§ Set task
Below is a listing to write out in full, exactly as given, without its pictures.

§ Available records
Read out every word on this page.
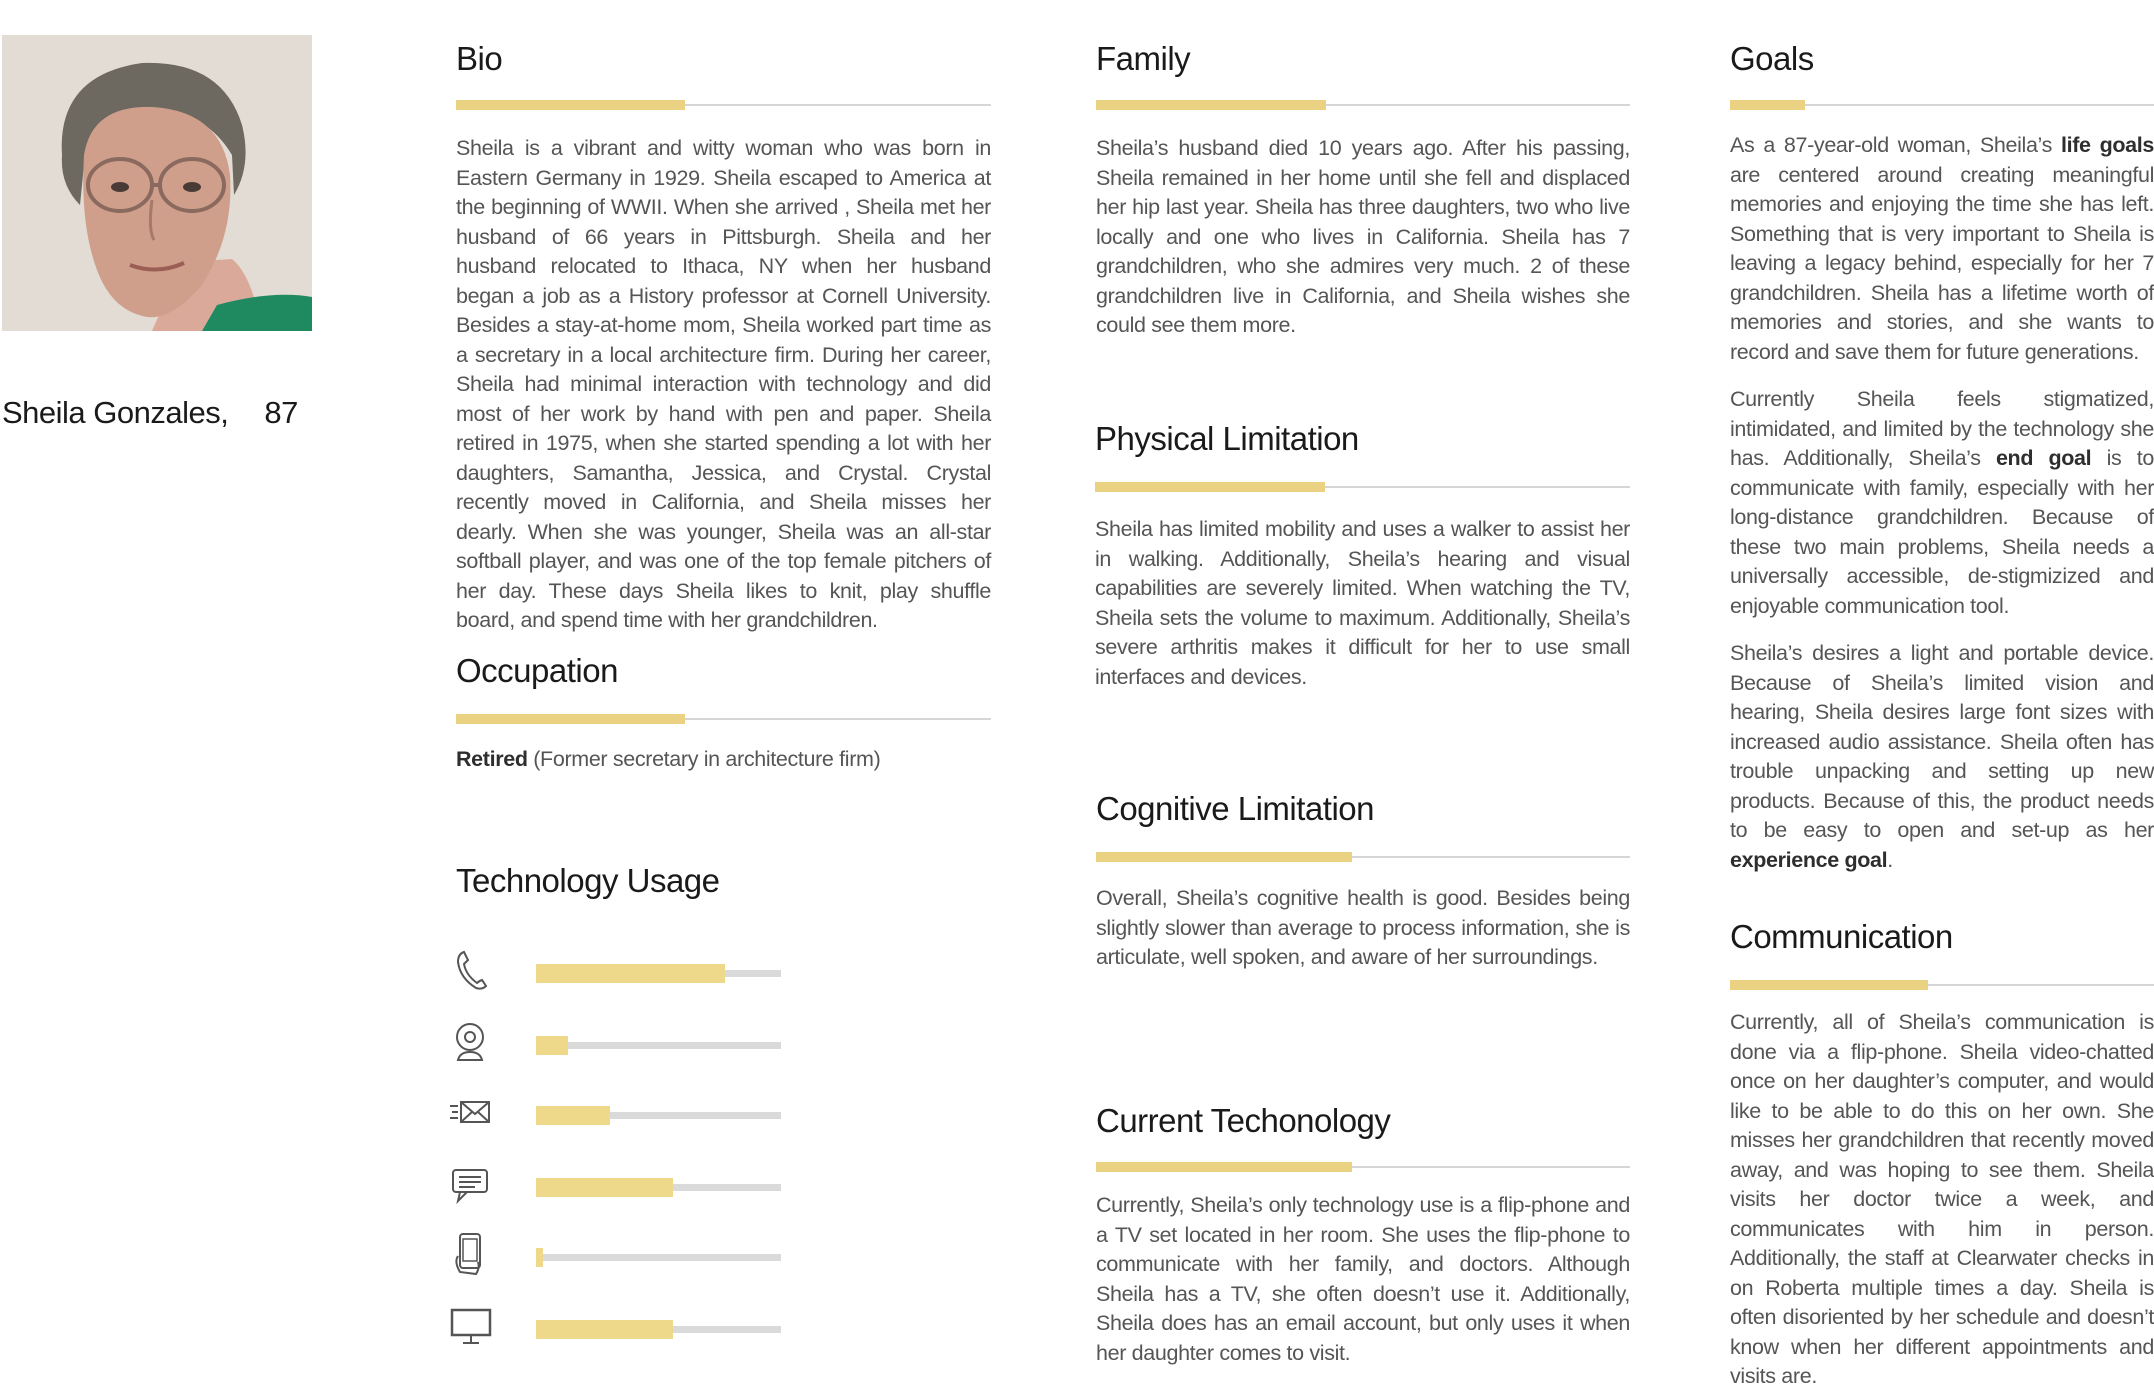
Sheila Gonzales, 87
Bio

Sheila is a vibrant and witty woman who was born in Eastern Germany in 1929. Sheila escaped to America at the beginning of WWII. When she arrived , Sheila met her husband of 66 years in Pittsburgh. Sheila and her husband relocated to Ithaca, NY when her husband began a job as a History professor at Cornell University. Besides a stay-at-home mom, Sheila worked part time as a secretary in a local architecture firm. During her career, Sheila had minimal interaction with technology and did most of her work by hand with pen and paper. Sheila retired in 1975, when she started spending a lot with her daughters, Samantha, Jessica, and Crystal. Crystal recently moved in California, and Sheila misses her dearly. When she was younger, Sheila was an all-star softball player, and was one of the top female pitchers of her day. These days Sheila likes to knit, play shuffle board, and spend time with her grandchildren.

Occupation

Retired (Former secretary in architecture firm)

Technology Usage
Family

Sheila’s husband died 10 years ago. After his passing, Sheila remained in her home until she fell and displaced her hip last year. Sheila has three daughters, two who live locally and one who lives in California. Sheila has 7 grandchildren, who she admires very much. 2 of these grandchildren live in California, and Sheila wishes she could see them more.

Physical Limitation

Sheila has limited mobility and uses a walker to assist her in walking. Additionally, Sheila’s hearing and visual capabilities are severely limited. When watching the TV, Sheila sets the volume to maximum. Additionally, Sheila’s severe arthritis makes it difficult for her to use small interfaces and devices.

Cognitive Limitation

Overall, Sheila’s cognitive health is good. Besides being slightly slower than average to process information, she is articulate, well spoken, and aware of her surroundings.

Current Techonology

Currently, Sheila’s only technology use is a flip-phone and a TV set located in her room. She uses the flip-phone to communicate with her family, and doctors. Although Sheila has a TV, she often doesn’t use it. Additionally, Sheila does has an email account, but only uses it when her daughter comes to visit.

Goals

As a 87-year-old woman, Sheila’s life goals are centered around creating meaningful memories and enjoying the time she has left. Something that is very important to Sheila is leaving a legacy behind, especially for her 7 grandchildren. Sheila has a lifetime worth of memories and stories, and she wants to record and save them for future generations.

Currently Sheila feels stigmatized, intimidated, and limited by the technology she has. Additionally, Sheila’s end goal is to communicate with family, especially with her long-distance grandchildren. Because of these two main problems, Sheila needs a universally accessible, de-stigmizized and enjoyable communication tool.

Sheila’s desires a light and portable device. Because of Sheila’s limited vision and hearing, Sheila desires large font sizes with increased audio assistance. Sheila often has trouble unpacking and setting up new products. Because of this, the product needs to be easy to open and set-up as her experience goal.

Communication

Currently, all of Sheila’s communication is done via a flip-phone. Sheila video-chatted once on her daughter’s computer, and would like to be able to do this on her own. She misses her grandchildren that recently moved away, and was hoping to see them. Sheila visits her doctor twice a week, and communicates with him in person. Additionally, the staff at Clearwater checks in on Roberta multiple times a day. Sheila is often disoriented by her schedule and doesn’t know when her different appointments and visits are.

§ Output for this task
Read out every word on this page.
Sheila Gonzales, 87
Bio

Sheila is a vibrant and witty woman who was born in Eastern Germany in 1929. Sheila escaped to America at the beginning of WWII. When she arrived , Sheila met her husband of 66 years in Pittsburgh. Sheila and her husband relocated to Ithaca, NY when her husband began a job as a History professor at Cornell University. Besides a stay-at-home mom, Sheila worked part time as a secretary in a local architecture firm. During her career, Sheila had minimal interaction with technology and did most of her work by hand with pen and paper. Sheila retired in 1975, when she started spending a lot with her daughters, Samantha, Jessica, and Crystal. Crystal recently moved in California, and Sheila misses her dearly. When she was younger, Sheila was an all-star softball player, and was one of the top female pitchers of her day. These days Sheila likes to knit, play shuffle board, and spend time with her grandchildren.

Occupation

Retired (Former secretary in architecture firm)

Technology Usage
Family

Sheila’s husband died 10 years ago. After his passing, Sheila remained in her home until she fell and displaced her hip last year. Sheila has three daughters, two who live locally and one who lives in California. Sheila has 7 grandchildren, who she admires very much. 2 of these grandchildren live in California, and Sheila wishes she could see them more.

Physical Limitation

Sheila has limited mobility and uses a walker to assist her in walking. Additionally, Sheila’s hearing and visual capabilities are severely limited. When watching the TV, Sheila sets the volume to maximum. Additionally, Sheila’s severe arthritis makes it difficult for her to use small interfaces and devices.

Cognitive Limitation

Overall, Sheila’s cognitive health is good. Besides being slightly slower than average to process information, she is articulate, well spoken, and aware of her surroundings.

Current Techonology

Currently, Sheila’s only technology use is a flip-phone and a TV set located in her room. She uses the flip-phone to communicate with her family, and doctors. Although Sheila has a TV, she often doesn’t use it. Additionally, Sheila does has an email account, but only uses it when her daughter comes to visit.

Goals

As a 87-year-old woman, Sheila’s life goals are centered around creating meaningful memories and enjoying the time she has left. Something that is very important to Sheila is leaving a legacy behind, especially for her 7 grandchildren. Sheila has a lifetime worth of memories and stories, and she wants to record and save them for future generations.

Currently Sheila feels stigmatized, intimidated, and limited by the technology she has. Additionally, Sheila’s end goal is to communicate with family, especially with her long-distance grandchildren. Because of these two main problems, Sheila needs a universally accessible, de-stigmizized and enjoyable communication tool.

Sheila’s desires a light and portable device. Because of Sheila’s limited vision and hearing, Sheila desires large font sizes with increased audio assistance. Sheila often has trouble unpacking and setting up new products. Because of this, the product needs to be easy to open and set-up as her experience goal.

Communication

Currently, all of Sheila’s communication is done via a flip-phone. Sheila video-chatted once on her daughter’s computer, and would like to be able to do this on her own. She misses her grandchildren that recently moved away, and was hoping to see them. Sheila visits her doctor twice a week, and communicates with him in person. Additionally, the staff at Clearwater checks in on Roberta multiple times a day. Sheila is often disoriented by her schedule and doesn’t know when her different appointments and visits are.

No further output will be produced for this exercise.